=== TAREFA A ===
Reproduza fielmente as linhas da listagem, da linha que contém "403, 481, 418]" até ao fim da listagem, incluindo ambas as extremidades e deixando de fora as imagens.

O nome é de dupla – e correcta – significação. Refere-se a máscaras (bonitos exemplares são adereço de decoração) e à interjeição que exprime espanto. A reserva de mesa ao telefone, embora possa parecer equivoca, é muito objectiva: “Está? Sim. De onde fala? É do caraças”.

Numa atmosfera muito familiar, embora elegantemente decorada, somos mimados pela Luísa, cozinheira e proprietária (e de quem nos sentimos filhos imediatamente), e pelas suas divertidas gémeas, Mónica e Paula. Aberto desde 2008, trata-se de um refúgio para nos deleitarmos com comida absolutamente caseira. Como em qualquer casa de família o prato do dia é quase único (normalmente duas opções) e por isso apenas temos que nos deixar servir. A oferta de vinhos até é interessante mas o tinto da casa (de origem transmontana) é obrigatório.

=== TAREFA B ===
Segundo o texto sobre o restaurante, desde que ano está ele aberto?

=== DADOS APRESENTADOS ===
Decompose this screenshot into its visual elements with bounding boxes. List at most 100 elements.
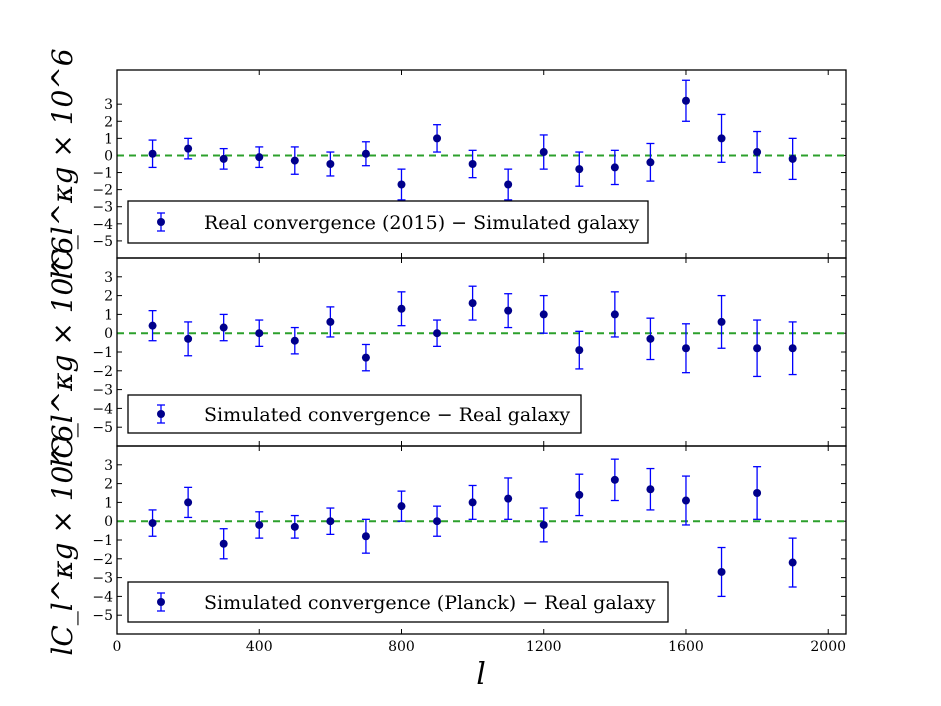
data-point [326,160,335,168]
data-point [361,149,370,158]
data-point [433,517,442,526]
data-point [504,306,513,315]
data-point [361,532,370,541]
x-tick-label: 400 [246,639,273,655]
y-tick-label: 3 [104,97,113,113]
data-point [610,163,619,172]
data-point [255,329,264,338]
data-point [468,160,477,168]
data-point [397,304,406,313]
y-tick-label: 0 [104,148,113,164]
legend-marker [157,410,165,418]
data-point [290,522,299,531]
y-tick-label: −2 [92,364,113,380]
y-tick-label: −3 [92,200,113,216]
data-point [433,329,442,338]
data-point [326,317,335,326]
data-point [575,346,584,355]
data-point [539,520,548,529]
y-tick-label: 3 [104,270,113,286]
data-point [290,336,299,345]
data-point [219,539,228,548]
y-tick-label: 0 [104,326,113,342]
data-point [326,517,335,526]
legend-marker [157,218,165,226]
y-tick-label: −1 [92,166,113,182]
data-point [148,519,157,528]
data-point [361,353,370,362]
data-point [148,321,157,330]
data-point [184,144,193,153]
data-point [753,148,762,157]
data-point [433,134,442,143]
data-point [255,520,264,529]
data-point [646,158,655,167]
data-point [184,334,193,343]
y-tick-label: −3 [92,383,113,399]
data-point [575,165,584,174]
y-tick-label: −4 [92,217,113,233]
y-tick-label: 2 [104,477,113,493]
data-point [753,344,762,353]
y-tick-label: −4 [92,401,113,417]
data-point [468,498,477,507]
y-tick-label: 3 [104,458,113,474]
legend-label: Simulated convergence − Real galaxy [204,404,570,426]
y-tick-label: 2 [104,289,113,305]
legend: Simulated convergence (Planck) − Real ga… [127,581,669,623]
data-point [681,96,690,105]
data-point [219,154,228,163]
data-point [610,475,619,484]
data-point [397,502,406,511]
x-tick-label: 800 [388,639,415,655]
y-tick-label: −2 [92,552,113,568]
y-tick-label: 0 [104,514,113,530]
data-point [717,567,726,576]
data-point [504,180,513,189]
y-tick-label: 1 [104,495,113,511]
y-tick-label: −5 [92,608,113,624]
data-point [681,496,690,505]
y-tick-label: −4 [92,589,113,605]
x-tick-label: 0 [113,639,122,655]
data-point [219,323,228,332]
x-tick-label: 1600 [668,639,704,655]
data-point [255,153,264,162]
data-point [539,310,548,319]
data-point [148,149,157,158]
data-point [753,489,762,497]
y-tick-label: −1 [92,533,113,549]
data-point [504,494,513,503]
x-tick-label: 1200 [526,639,562,655]
y-tick-label: −1 [92,345,113,361]
y-tick-label: 1 [104,131,113,147]
data-point [575,490,584,499]
y-tick-label: −5 [92,420,113,436]
data-point [397,180,406,189]
data-point [788,558,797,567]
legend-label: Simulated convergence (Planck) − Real ga… [204,592,656,614]
legend: Simulated convergence − Real galaxy [127,394,582,434]
data-point [646,485,655,494]
y-tick-label: −5 [92,234,113,250]
data-point [468,299,477,308]
data-point [290,156,299,165]
data-point [788,154,797,163]
data-point [184,498,193,507]
data-point [681,344,690,353]
legend-label: Real convergence (2015) − Simulated gala… [204,212,640,234]
data-point [539,148,548,157]
y-axis-label: lC_l^κg × 10^6 [46,48,79,279]
legend-box [127,394,582,434]
data-point [788,344,797,353]
x-tick-label: 2000 [810,639,846,655]
y-axis-label: lC_l^κg × 10^6 [46,424,79,655]
legend-box [127,581,669,623]
x-axis-label: l [476,657,486,692]
axes-frame [116,445,847,635]
legend-marker [157,598,165,606]
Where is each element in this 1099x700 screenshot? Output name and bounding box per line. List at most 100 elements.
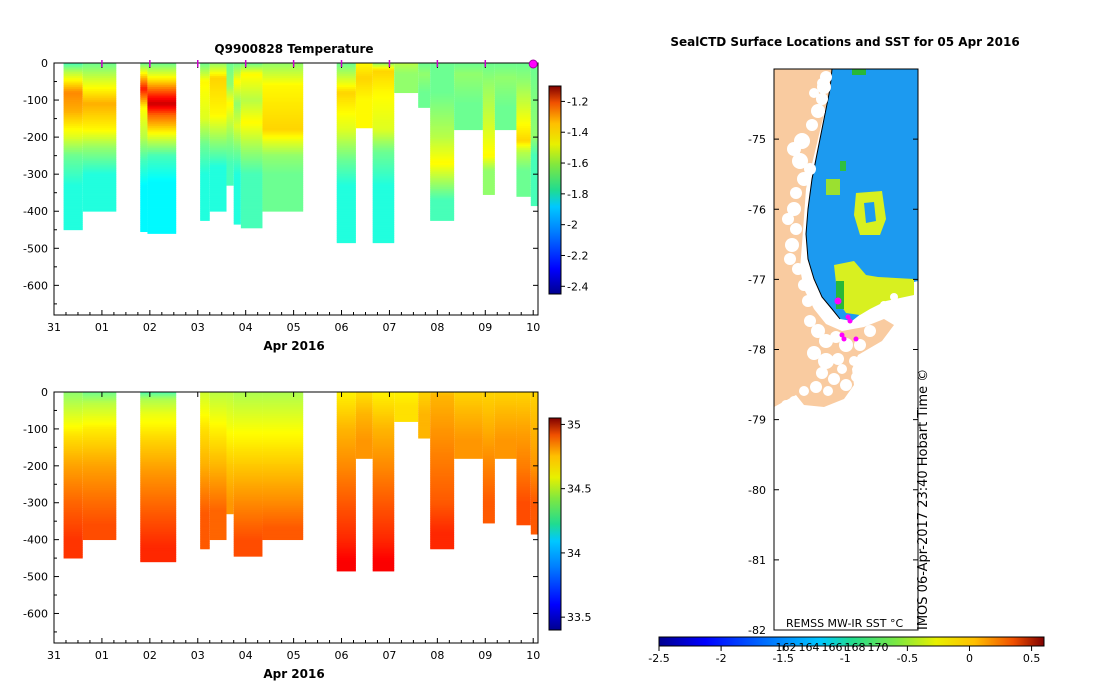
temperature-profile-cell bbox=[226, 133, 234, 136]
salinity-profile-cell bbox=[372, 500, 395, 504]
map-ytick-label: -76 bbox=[748, 203, 766, 216]
temperature-profile-cell bbox=[240, 68, 263, 71]
temperature-profile-cell bbox=[140, 75, 148, 79]
temperature-profile-cell bbox=[262, 100, 304, 103]
temperature-profile-cell bbox=[82, 118, 117, 121]
salinity-profile-cell bbox=[226, 491, 234, 494]
salinity-profile-cell bbox=[482, 486, 495, 489]
temperature-profile-cell bbox=[530, 198, 538, 201]
temperature-profile-cell bbox=[82, 150, 117, 153]
salinity-profile-cell bbox=[226, 397, 234, 400]
salinity-profile-cell bbox=[516, 397, 531, 400]
temperature-profile-cell bbox=[63, 185, 83, 188]
salinity-profile-cell bbox=[482, 482, 495, 485]
temperature-profile-cell bbox=[233, 133, 241, 136]
temperature-profile-cell bbox=[372, 109, 395, 112]
salinity-profile-16 bbox=[494, 392, 517, 459]
temperature-profile-cell bbox=[63, 168, 83, 171]
salinity-profile-cell bbox=[63, 541, 83, 544]
temperature-profile-cell bbox=[355, 120, 373, 123]
temperature-profile-cell bbox=[355, 109, 373, 112]
temperature-profile-cell bbox=[226, 144, 234, 147]
temperature-profile-cell bbox=[372, 177, 395, 181]
profile-location-marker bbox=[845, 314, 851, 320]
temperature-profile-cell bbox=[372, 70, 395, 73]
temperature-profile-cell bbox=[516, 161, 531, 164]
salinity-profile-cell bbox=[516, 502, 531, 505]
temperature-profile-cell bbox=[336, 138, 356, 142]
temperature-profile-cell bbox=[336, 177, 356, 181]
salinity-profile-cell bbox=[372, 443, 395, 446]
temperature-profile-cell bbox=[516, 85, 531, 88]
salinity-profile-cell bbox=[200, 534, 210, 537]
salinity-profile-cell bbox=[200, 403, 210, 406]
salinity-profile-cell bbox=[530, 395, 538, 398]
temperature-profile-cell bbox=[209, 129, 227, 132]
map-longitude-label: 170 bbox=[868, 641, 889, 654]
salinity-profile-cell bbox=[63, 392, 83, 395]
salinity-axes: 31 01 02 03 04 05 06 07 08 09 100-100-200-300-400-… bbox=[23, 386, 540, 662]
temperature-profile-cell bbox=[372, 190, 395, 194]
salinity-profile-cell bbox=[336, 499, 356, 502]
temperature-profile-cell bbox=[240, 144, 263, 147]
temperature-profile-cell bbox=[209, 63, 227, 66]
salinity-profile-cell bbox=[233, 482, 263, 485]
temperature-profile-cell bbox=[209, 81, 227, 84]
temperature-profile-cell bbox=[262, 161, 304, 164]
salinity-profile-cell bbox=[336, 528, 356, 531]
temperature-profile-cell bbox=[372, 189, 395, 192]
temperature-profile-cell bbox=[226, 109, 234, 112]
temperature-profile-cell bbox=[516, 133, 531, 136]
salinity-profile-3 bbox=[200, 392, 210, 550]
temperature-profile-cell bbox=[262, 146, 304, 149]
salinity-profile-cell bbox=[454, 406, 483, 410]
salinity-profile-cell bbox=[494, 392, 517, 395]
temperature-profile-cell bbox=[494, 103, 517, 107]
salinity-profile-cell bbox=[262, 412, 304, 415]
salinity-profile-cell bbox=[82, 467, 117, 470]
salinity-profile-cell bbox=[226, 414, 234, 417]
salinity-profile-cell bbox=[336, 511, 356, 515]
temperature-profile-cell bbox=[140, 196, 148, 199]
salinity-profile-cell bbox=[355, 432, 373, 435]
salinity-profile-cell bbox=[82, 393, 117, 397]
salinity-profile-cell bbox=[209, 462, 227, 465]
temperature-profile-cell bbox=[63, 74, 83, 77]
salinity-profile-cell bbox=[63, 451, 83, 454]
temperature-profile-cell bbox=[516, 92, 531, 95]
temperature-profile-cell bbox=[482, 83, 495, 86]
temperature-profile-cell bbox=[147, 90, 177, 94]
salinity-profile-cell bbox=[140, 511, 177, 515]
temperature-profile-cell bbox=[209, 166, 227, 170]
temperature-profile-cell bbox=[209, 77, 227, 81]
temperature-profile-cell bbox=[63, 83, 83, 86]
temperature-profile-cell bbox=[63, 194, 83, 197]
temperature-profile-cell bbox=[262, 111, 304, 114]
temperature-colorbar-label: -1.8 bbox=[567, 188, 588, 201]
temperature-profile-cell bbox=[63, 214, 83, 218]
salinity-profile-cell bbox=[516, 463, 531, 467]
salinity-profile-cell bbox=[336, 421, 356, 424]
temperature-profile-cell bbox=[336, 218, 356, 221]
salinity-profile-cell bbox=[233, 404, 263, 408]
salinity-profile-cell bbox=[140, 425, 177, 428]
temperature-profile-cell bbox=[63, 135, 83, 138]
salinity-profile-cell bbox=[233, 495, 263, 498]
salinity-profile-cell bbox=[262, 462, 304, 465]
salinity-profile-cell bbox=[140, 480, 177, 483]
salinity-profile-cell bbox=[355, 393, 373, 397]
temperature-profile-cell bbox=[418, 94, 431, 97]
temperature-profile-cell bbox=[200, 63, 210, 66]
salinity-profile-cell bbox=[209, 395, 227, 398]
temperature-profile-cell bbox=[516, 116, 531, 119]
salinity-profile-cell bbox=[262, 487, 304, 491]
temperature-profile-cell bbox=[209, 177, 227, 181]
salinity-profile-cell bbox=[63, 519, 83, 522]
salinity-profile-cell bbox=[372, 414, 395, 417]
temperature-profile-cell bbox=[516, 126, 531, 129]
salinity-profile-cell bbox=[336, 403, 356, 406]
temperature-profile-cell bbox=[530, 135, 538, 138]
salinity-profile-cell bbox=[530, 430, 538, 434]
salinity-profile-cell bbox=[209, 434, 227, 437]
temperature-profile-cell bbox=[262, 164, 304, 168]
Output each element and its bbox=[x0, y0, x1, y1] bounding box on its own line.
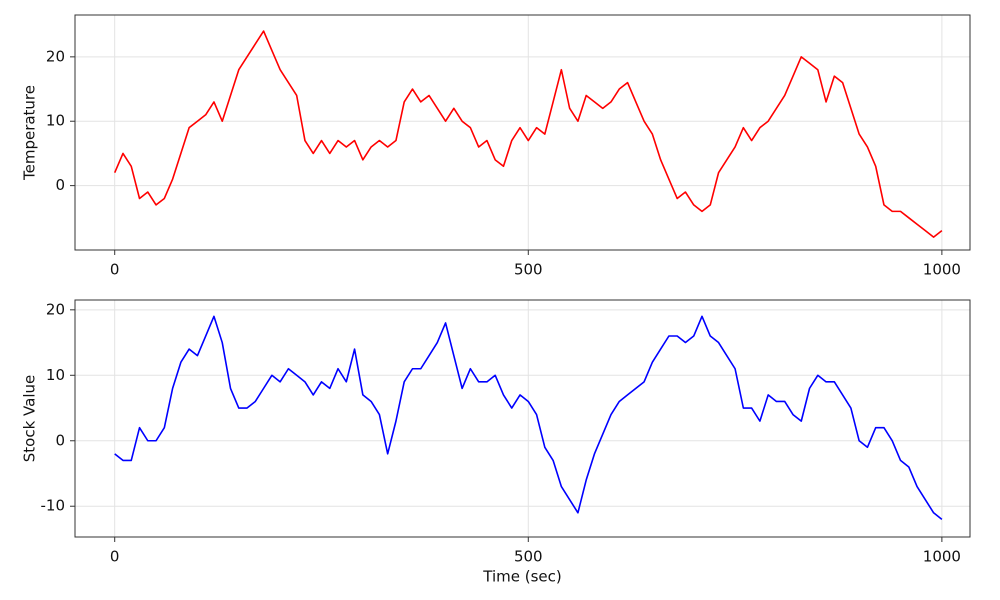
y-tick-label: 10 bbox=[46, 112, 65, 130]
x-tick-label: 0 bbox=[110, 261, 120, 279]
y-axis-label: Temperature bbox=[21, 85, 39, 181]
x-axis-label: Time (sec) bbox=[482, 568, 561, 586]
plot-frame bbox=[74, 299, 971, 538]
y-tick-label: 20 bbox=[46, 300, 65, 318]
y-tick-label: 10 bbox=[46, 366, 65, 384]
y-tick-label: 0 bbox=[55, 176, 65, 194]
x-tick-label: 1000 bbox=[923, 261, 961, 279]
y-tick-label: 20 bbox=[46, 47, 65, 65]
x-tick-label: 0 bbox=[110, 548, 120, 566]
data-line bbox=[114, 315, 943, 520]
data-line bbox=[113, 30, 943, 238]
y-axis-label: Stock Value bbox=[21, 375, 39, 462]
x-tick-label: 500 bbox=[514, 261, 543, 279]
x-tick-label: 500 bbox=[514, 548, 543, 566]
y-tick-label: -10 bbox=[41, 497, 66, 515]
y-tick-label: 0 bbox=[55, 431, 65, 449]
plot-frame bbox=[74, 14, 971, 251]
x-tick-label: 1000 bbox=[923, 548, 961, 566]
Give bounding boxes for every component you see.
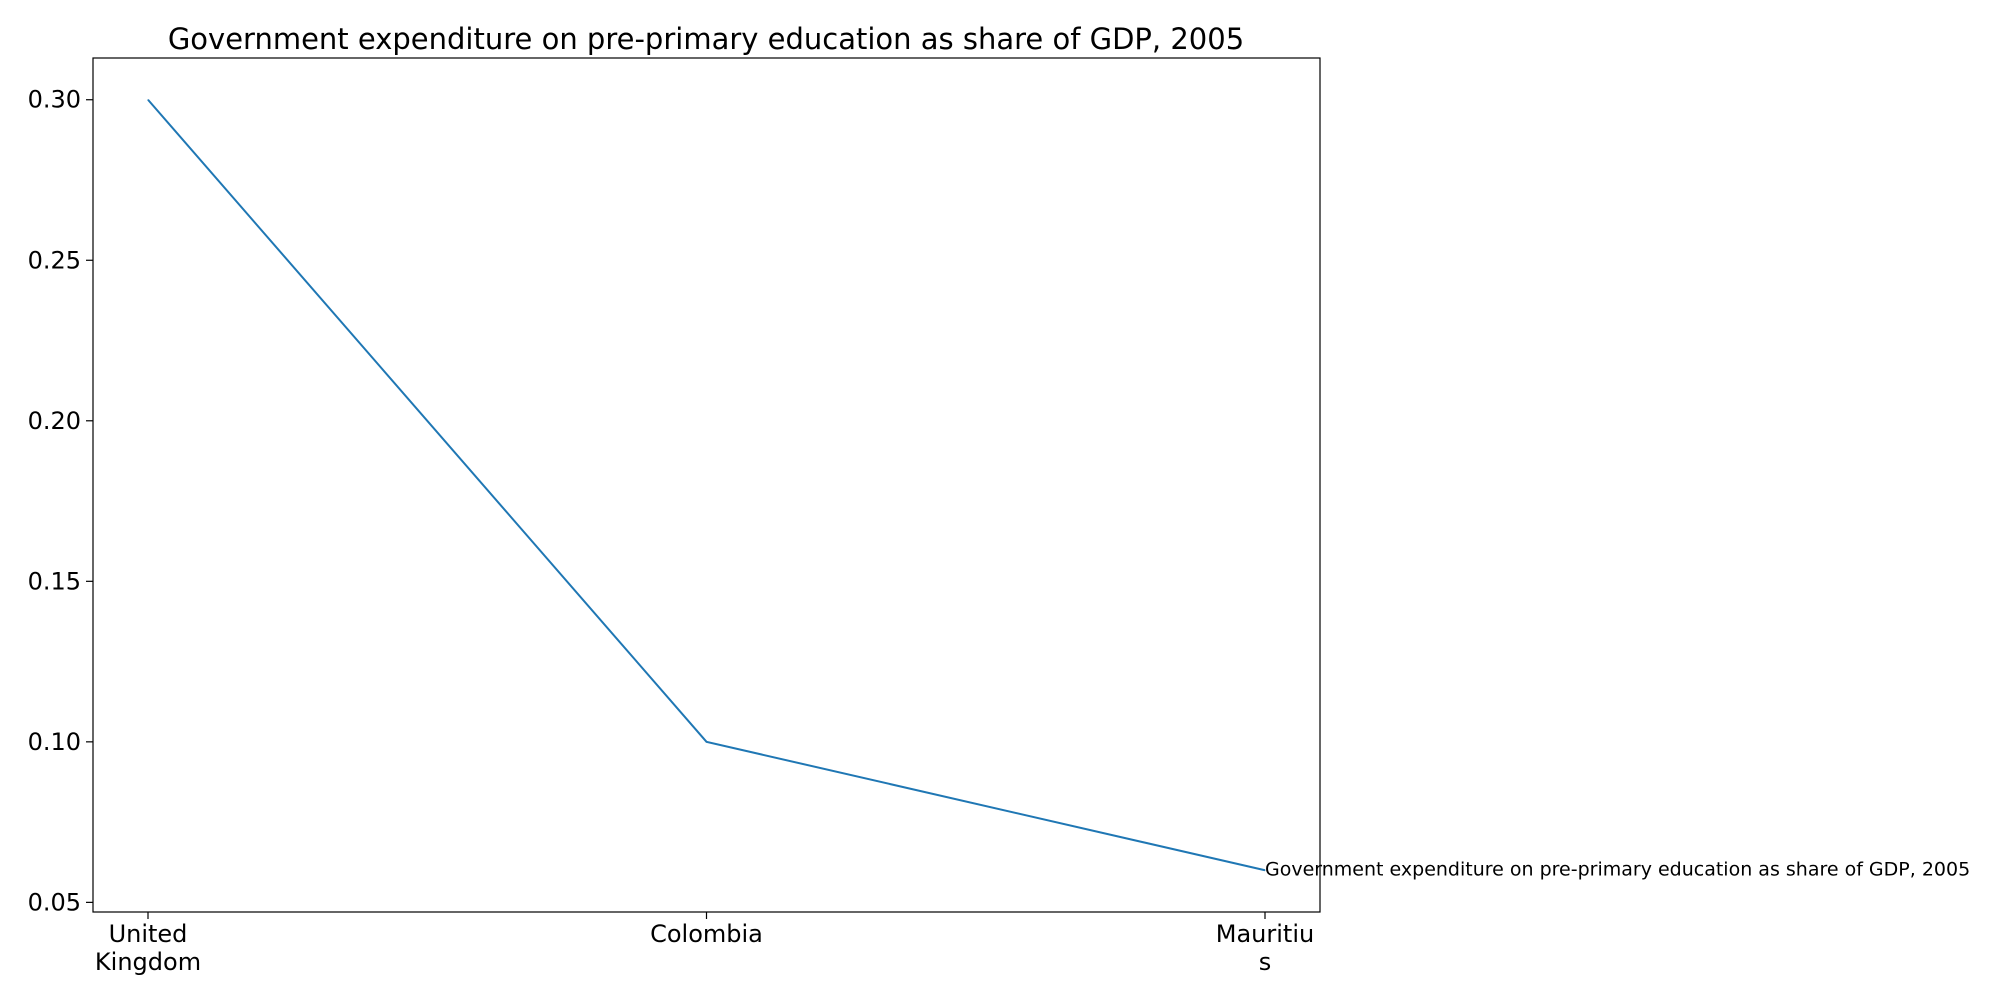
y-tick-label: 0.30 (28, 86, 81, 114)
series-end-label: Government expenditure on pre-primary ed… (1265, 858, 1970, 880)
plot-area-frame (92, 57, 1321, 913)
y-axis: 0.05 0.10 0.15 0.20 0.25 0.30 (28, 86, 93, 916)
y-tick-label: 0.15 (28, 567, 81, 595)
y-tick-label: 0.20 (28, 407, 81, 435)
data-point (147, 99, 149, 101)
data-point (706, 741, 707, 743)
series-line (147, 99, 1266, 872)
y-tick-label: 0.25 (28, 246, 81, 274)
x-axis: United Kingdom Colombia Mauritiu s (95, 912, 1314, 976)
x-tick-label: Colombia (650, 920, 763, 948)
chart-title: Government expenditure on pre-primary ed… (168, 22, 1244, 56)
x-tick-label: Mauritiu s (1216, 920, 1314, 976)
x-tick-label: United Kingdom (95, 920, 201, 976)
y-tick-label: 0.05 (28, 888, 81, 916)
series-layer: Government expenditure on pre-primary ed… (147, 99, 1970, 880)
data-point (1264, 869, 1266, 871)
y-tick-label: 0.10 (28, 728, 81, 756)
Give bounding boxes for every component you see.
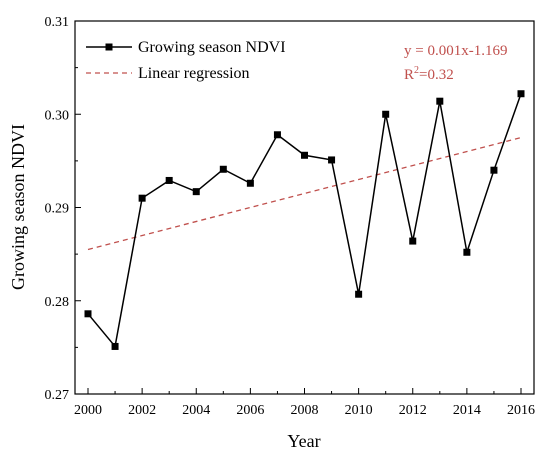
x-tick-label: 2014	[453, 403, 481, 418]
x-tick-label: 2016	[507, 403, 535, 418]
r-squared-value: =0.32	[419, 67, 454, 83]
y-tick-label: 0.28	[45, 295, 70, 310]
ndvi-point	[409, 237, 417, 245]
y-tick-label: 0.27	[45, 388, 70, 403]
ndvi-point	[192, 188, 200, 196]
x-tick-label: 2010	[345, 403, 373, 418]
x-tick-label: 2006	[236, 403, 264, 418]
ndvi-point	[111, 342, 119, 350]
y-axis: 0.27 0.28 0.29 0.30 0.31	[45, 15, 81, 403]
ndvi-point	[463, 248, 471, 256]
x-axis: 2000 2002 2004 2006 2008 2010 2012 2014 2016	[74, 388, 535, 418]
regression-equation: y = 0.001x-1.169	[404, 43, 507, 59]
ndvi-point	[219, 165, 227, 173]
y-tick-label: 0.29	[45, 202, 70, 217]
r-squared-sup: 2	[414, 65, 419, 76]
y-axis-title: Growing season NDVI	[8, 124, 28, 290]
ndvi-point	[436, 97, 444, 105]
ndvi-point	[301, 151, 308, 159]
x-tick-label: 2004	[182, 403, 210, 418]
regression-line	[87, 136, 522, 251]
r-squared: R2=0.32	[404, 65, 454, 83]
legend-ndvi-marker	[105, 43, 113, 51]
series-layer	[84, 90, 525, 350]
y-tick-label: 0.30	[45, 108, 70, 123]
legend-ndvi-label: Growing season NDVI	[138, 39, 286, 56]
ndvi-point	[246, 179, 254, 187]
ndvi-point	[138, 194, 146, 202]
ndvi-point	[490, 166, 498, 174]
ndvi-point	[328, 156, 336, 164]
ndvi-point	[273, 131, 281, 139]
x-tick-label: 2012	[399, 403, 427, 418]
y-tick-label: 0.31	[45, 15, 70, 30]
ndvi-point	[355, 290, 363, 298]
x-tick-label: 2000	[74, 403, 102, 418]
ndvi-point	[165, 176, 173, 184]
x-tick-label: 2008	[291, 403, 319, 418]
legend-regression-label: Linear regression	[138, 65, 250, 82]
r-squared-prefix: R	[404, 67, 414, 83]
ndvi-series-line	[87, 93, 522, 349]
legend: Growing season NDVI Linear regression	[86, 39, 286, 82]
x-axis-title: Year	[287, 431, 320, 451]
ndvi-point	[517, 90, 525, 98]
ndvi-point	[382, 110, 390, 118]
x-tick-label: 2002	[128, 403, 156, 418]
ndvi-point	[84, 310, 92, 318]
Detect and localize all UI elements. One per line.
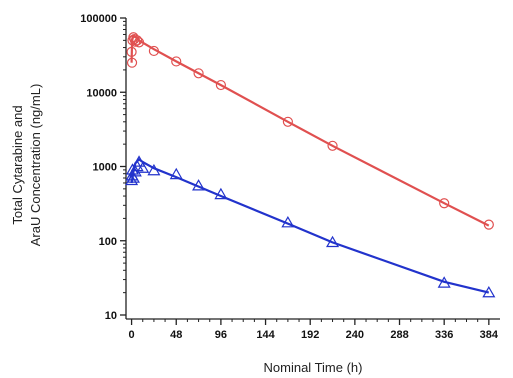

=== RESPOSTA A ===
x-tick-label: 2014	[453, 403, 481, 418]
x-tick-label: 2016	[507, 403, 535, 418]
r-squared-value: =0.32	[419, 67, 454, 83]
y-tick-label: 0.28	[45, 295, 70, 310]
ndvi-point	[409, 237, 417, 245]
y-tick-label: 0.27	[45, 388, 70, 403]
ndvi-point	[192, 188, 200, 196]
x-tick-label: 2010	[345, 403, 373, 418]
x-tick-label: 2006	[236, 403, 264, 418]
ndvi-point	[111, 342, 119, 350]
y-axis: 0.27 0.28 0.29 0.30 0.31	[45, 15, 81, 403]
ndvi-point	[463, 248, 471, 256]
x-axis: 2000 2002 2004 2006 2008 2010 2012 2014 2016	[74, 388, 535, 418]
regression-equation: y = 0.001x-1.169	[404, 43, 507, 59]
ndvi-point	[219, 165, 227, 173]
y-tick-label: 0.29	[45, 202, 70, 217]
r-squared-sup: 2	[414, 65, 419, 76]
y-axis-title: Growing season NDVI	[8, 124, 28, 290]
ndvi-point	[436, 97, 444, 105]
ndvi-point	[301, 151, 308, 159]
x-tick-label: 2004	[182, 403, 210, 418]
regression-line	[87, 136, 522, 251]
r-squared: R2=0.32	[404, 65, 454, 83]
legend-ndvi-marker	[105, 43, 113, 51]
series-layer	[84, 90, 525, 350]
y-tick-label: 0.30	[45, 108, 70, 123]
legend-ndvi-label: Growing season NDVI	[138, 39, 286, 56]
ndvi-point	[246, 179, 254, 187]
ndvi-point	[138, 194, 146, 202]
ndvi-point	[490, 166, 498, 174]
ndvi-point	[328, 156, 336, 164]
ndvi-point	[273, 131, 281, 139]
x-tick-label: 2012	[399, 403, 427, 418]
y-tick-label: 0.31	[45, 15, 70, 30]
ndvi-point	[355, 290, 363, 298]
x-tick-label: 2000	[74, 403, 102, 418]
ndvi-point	[165, 176, 173, 184]
x-tick-label: 2008	[291, 403, 319, 418]
legend-regression-label: Linear regression	[138, 65, 250, 82]
r-squared-prefix: R	[404, 67, 414, 83]
ndvi-series-line	[87, 93, 522, 349]
legend: Growing season NDVI Linear regression	[86, 39, 286, 82]
x-axis-title: Year	[287, 431, 320, 451]
ndvi-point	[517, 90, 525, 98]
ndvi-point	[382, 110, 390, 118]
x-tick-label: 2002	[128, 403, 156, 418]
ndvi-point	[84, 310, 92, 318]
Detect and localize all UI elements. One per line.

=== RESPOSTA B ===
Desde 2008.